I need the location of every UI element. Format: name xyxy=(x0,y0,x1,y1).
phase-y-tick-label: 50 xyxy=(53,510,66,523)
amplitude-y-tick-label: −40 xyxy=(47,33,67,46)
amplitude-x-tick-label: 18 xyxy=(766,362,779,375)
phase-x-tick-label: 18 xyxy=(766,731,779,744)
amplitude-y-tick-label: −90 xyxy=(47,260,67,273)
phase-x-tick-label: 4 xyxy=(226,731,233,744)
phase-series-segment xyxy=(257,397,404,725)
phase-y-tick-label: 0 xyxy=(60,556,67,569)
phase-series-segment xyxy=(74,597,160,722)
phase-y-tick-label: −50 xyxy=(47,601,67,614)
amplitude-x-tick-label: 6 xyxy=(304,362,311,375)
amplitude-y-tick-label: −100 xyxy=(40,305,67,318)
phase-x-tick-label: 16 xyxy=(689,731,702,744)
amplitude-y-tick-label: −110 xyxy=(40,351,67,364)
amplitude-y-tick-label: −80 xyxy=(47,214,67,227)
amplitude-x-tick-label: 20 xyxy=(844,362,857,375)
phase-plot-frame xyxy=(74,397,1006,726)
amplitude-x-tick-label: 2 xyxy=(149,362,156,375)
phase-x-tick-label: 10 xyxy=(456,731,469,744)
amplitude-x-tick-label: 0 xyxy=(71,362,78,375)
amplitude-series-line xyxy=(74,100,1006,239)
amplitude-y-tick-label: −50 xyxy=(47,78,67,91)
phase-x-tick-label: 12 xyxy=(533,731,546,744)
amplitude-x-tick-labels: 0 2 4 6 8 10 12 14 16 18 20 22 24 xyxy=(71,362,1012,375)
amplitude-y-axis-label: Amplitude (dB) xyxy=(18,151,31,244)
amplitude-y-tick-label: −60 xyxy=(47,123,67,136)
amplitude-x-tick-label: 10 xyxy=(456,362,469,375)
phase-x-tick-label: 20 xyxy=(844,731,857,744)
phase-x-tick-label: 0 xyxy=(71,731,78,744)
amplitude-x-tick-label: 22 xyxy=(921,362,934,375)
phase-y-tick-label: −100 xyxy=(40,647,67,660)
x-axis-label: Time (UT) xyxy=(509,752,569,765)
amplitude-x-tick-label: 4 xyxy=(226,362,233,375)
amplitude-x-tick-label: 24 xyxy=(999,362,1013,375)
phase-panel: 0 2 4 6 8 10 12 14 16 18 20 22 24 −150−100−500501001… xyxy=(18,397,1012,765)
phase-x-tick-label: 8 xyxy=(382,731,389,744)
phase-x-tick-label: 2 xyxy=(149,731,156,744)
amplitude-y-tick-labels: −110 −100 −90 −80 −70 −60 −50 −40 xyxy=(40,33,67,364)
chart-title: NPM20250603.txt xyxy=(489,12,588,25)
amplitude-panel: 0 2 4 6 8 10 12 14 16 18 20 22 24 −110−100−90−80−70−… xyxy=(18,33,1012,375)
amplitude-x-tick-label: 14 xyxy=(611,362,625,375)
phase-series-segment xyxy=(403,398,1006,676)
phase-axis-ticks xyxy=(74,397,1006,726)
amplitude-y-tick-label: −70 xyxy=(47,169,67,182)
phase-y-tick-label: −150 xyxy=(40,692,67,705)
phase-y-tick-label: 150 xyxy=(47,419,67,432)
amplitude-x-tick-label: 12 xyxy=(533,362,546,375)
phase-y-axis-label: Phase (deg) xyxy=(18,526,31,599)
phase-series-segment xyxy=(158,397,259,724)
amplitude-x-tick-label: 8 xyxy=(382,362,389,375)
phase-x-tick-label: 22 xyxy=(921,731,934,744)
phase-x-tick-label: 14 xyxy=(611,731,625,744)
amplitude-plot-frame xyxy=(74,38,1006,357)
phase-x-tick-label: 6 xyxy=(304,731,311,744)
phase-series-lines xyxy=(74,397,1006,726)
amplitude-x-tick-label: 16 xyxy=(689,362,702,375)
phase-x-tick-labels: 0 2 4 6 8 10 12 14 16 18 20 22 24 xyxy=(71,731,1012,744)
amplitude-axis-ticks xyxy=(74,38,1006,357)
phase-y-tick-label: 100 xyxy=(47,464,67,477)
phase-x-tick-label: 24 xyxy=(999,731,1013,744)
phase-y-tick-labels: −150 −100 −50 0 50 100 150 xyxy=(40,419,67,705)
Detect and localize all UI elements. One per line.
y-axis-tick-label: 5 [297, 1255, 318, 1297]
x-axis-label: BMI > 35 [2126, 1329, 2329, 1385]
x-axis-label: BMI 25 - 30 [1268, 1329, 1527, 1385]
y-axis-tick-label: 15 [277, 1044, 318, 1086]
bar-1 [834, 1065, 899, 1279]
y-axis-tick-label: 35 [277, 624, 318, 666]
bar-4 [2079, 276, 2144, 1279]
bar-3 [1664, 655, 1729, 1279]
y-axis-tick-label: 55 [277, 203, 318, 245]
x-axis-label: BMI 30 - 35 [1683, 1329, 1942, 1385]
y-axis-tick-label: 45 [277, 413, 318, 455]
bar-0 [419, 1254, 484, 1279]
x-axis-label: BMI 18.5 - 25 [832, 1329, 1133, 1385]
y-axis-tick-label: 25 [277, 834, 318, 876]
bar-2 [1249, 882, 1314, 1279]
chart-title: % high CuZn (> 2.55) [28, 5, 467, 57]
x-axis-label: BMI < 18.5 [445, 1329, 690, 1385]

Directions —
Please copy the listing above word for word, starting at its first line and ending at the line that contains "phase-y-tick-label: −50 xyxy=(47,601,67,614)", with both of those lines included.

Result for this exercise —
I need the location of every UI element. Format: name xyxy=(x0,y0,x1,y1).
phase-y-tick-label: 50 xyxy=(53,510,66,523)
amplitude-y-tick-label: −40 xyxy=(47,33,67,46)
amplitude-x-tick-label: 18 xyxy=(766,362,779,375)
phase-x-tick-label: 18 xyxy=(766,731,779,744)
amplitude-y-tick-label: −90 xyxy=(47,260,67,273)
phase-x-tick-label: 4 xyxy=(226,731,233,744)
phase-series-segment xyxy=(257,397,404,725)
phase-y-tick-label: 0 xyxy=(60,556,67,569)
phase-series-segment xyxy=(74,597,160,722)
phase-y-tick-label: −50 xyxy=(47,601,67,614)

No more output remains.